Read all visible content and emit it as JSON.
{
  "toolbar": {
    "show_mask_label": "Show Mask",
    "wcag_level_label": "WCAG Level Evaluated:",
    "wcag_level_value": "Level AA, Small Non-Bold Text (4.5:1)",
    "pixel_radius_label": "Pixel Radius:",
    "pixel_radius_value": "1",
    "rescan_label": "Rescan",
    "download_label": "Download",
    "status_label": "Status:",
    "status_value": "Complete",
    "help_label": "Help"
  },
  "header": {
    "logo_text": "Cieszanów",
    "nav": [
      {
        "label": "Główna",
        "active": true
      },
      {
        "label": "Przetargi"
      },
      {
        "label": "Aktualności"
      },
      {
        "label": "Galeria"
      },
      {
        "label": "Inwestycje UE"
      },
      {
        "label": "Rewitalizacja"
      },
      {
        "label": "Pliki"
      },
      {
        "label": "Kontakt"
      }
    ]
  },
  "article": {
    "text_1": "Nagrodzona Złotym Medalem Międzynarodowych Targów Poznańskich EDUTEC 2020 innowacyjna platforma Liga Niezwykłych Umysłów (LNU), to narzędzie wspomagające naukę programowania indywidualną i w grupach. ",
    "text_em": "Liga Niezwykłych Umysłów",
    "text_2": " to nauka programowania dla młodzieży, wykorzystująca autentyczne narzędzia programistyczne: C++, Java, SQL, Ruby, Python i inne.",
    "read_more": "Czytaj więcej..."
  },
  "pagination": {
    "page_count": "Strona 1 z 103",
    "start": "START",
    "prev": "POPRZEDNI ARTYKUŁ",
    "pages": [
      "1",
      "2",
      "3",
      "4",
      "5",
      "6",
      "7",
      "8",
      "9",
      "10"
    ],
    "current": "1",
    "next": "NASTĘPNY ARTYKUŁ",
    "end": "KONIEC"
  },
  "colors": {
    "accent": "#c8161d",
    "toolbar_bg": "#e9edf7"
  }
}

━━━━━━━━━━━━━━━━━━━━━━━━━━━━━━

● Aim of the exercise: Extract all the material, leaving every line as it is.

● The response:
Read all visible content and emit it as JSON.
{
  "toolbar": {
    "show_mask_label": "Show Mask",
    "wcag_level_label": "WCAG Level Evaluated:",
    "wcag_level_value": "Level AA, Small Non-Bold Text (4.5:1)",
    "pixel_radius_label": "Pixel Radius:",
    "pixel_radius_value": "1",
    "rescan_label": "Rescan",
    "download_label": "Download",
    "status_label": "Status:",
    "status_value": "Complete",
    "help_label": "Help"
  },
  "header": {
    "logo_text": "Cieszanów",
    "nav": [
      {
        "label": "Główna",
        "active": true
      },
      {
        "label": "Przetargi"
      },
      {
        "label": "Aktualności"
      },
      {
        "label": "Galeria"
      },
      {
        "label": "Inwestycje UE"
      },
      {
        "label": "Rewitalizacja"
      },
      {
        "label": "Pliki"
      },
      {
        "label": "Kontakt"
      }
    ]
  },
  "article": {
    "text_1": "Nagrodzona Złotym Medalem Międzynarodowych Targów Poznańskich EDUTEC 2020 innowacyjna platforma Liga Niezwykłych Umysłów (LNU), to narzędzie wspomagające naukę programowania indywidualną i w grupach. ",
    "text_em": "Liga Niezwykłych Umysłów",
    "text_2": " to nauka programowania dla młodzieży, wykorzystująca autentyczne narzędzia programistyczne: C++, Java, SQL, Ruby, Python i inne.",
    "read_more": "Czytaj więcej..."
  },
  "pagination": {
    "page_count": "Strona 1 z 103",
    "start": "START",
    "prev": "POPRZEDNI ARTYKUŁ",
    "pages": [
      "1",
      "2",
      "3",
      "4",
      "5",
      "6",
      "7",
      "8",
      "9",
      "10"
    ],
    "current": "1",
    "next": "NASTĘPNY ARTYKUŁ",
    "end": "KONIEC"
  },
  "colors": {
    "accent": "#c8161d",
    "toolbar_bg": "#e9edf7"
  }
}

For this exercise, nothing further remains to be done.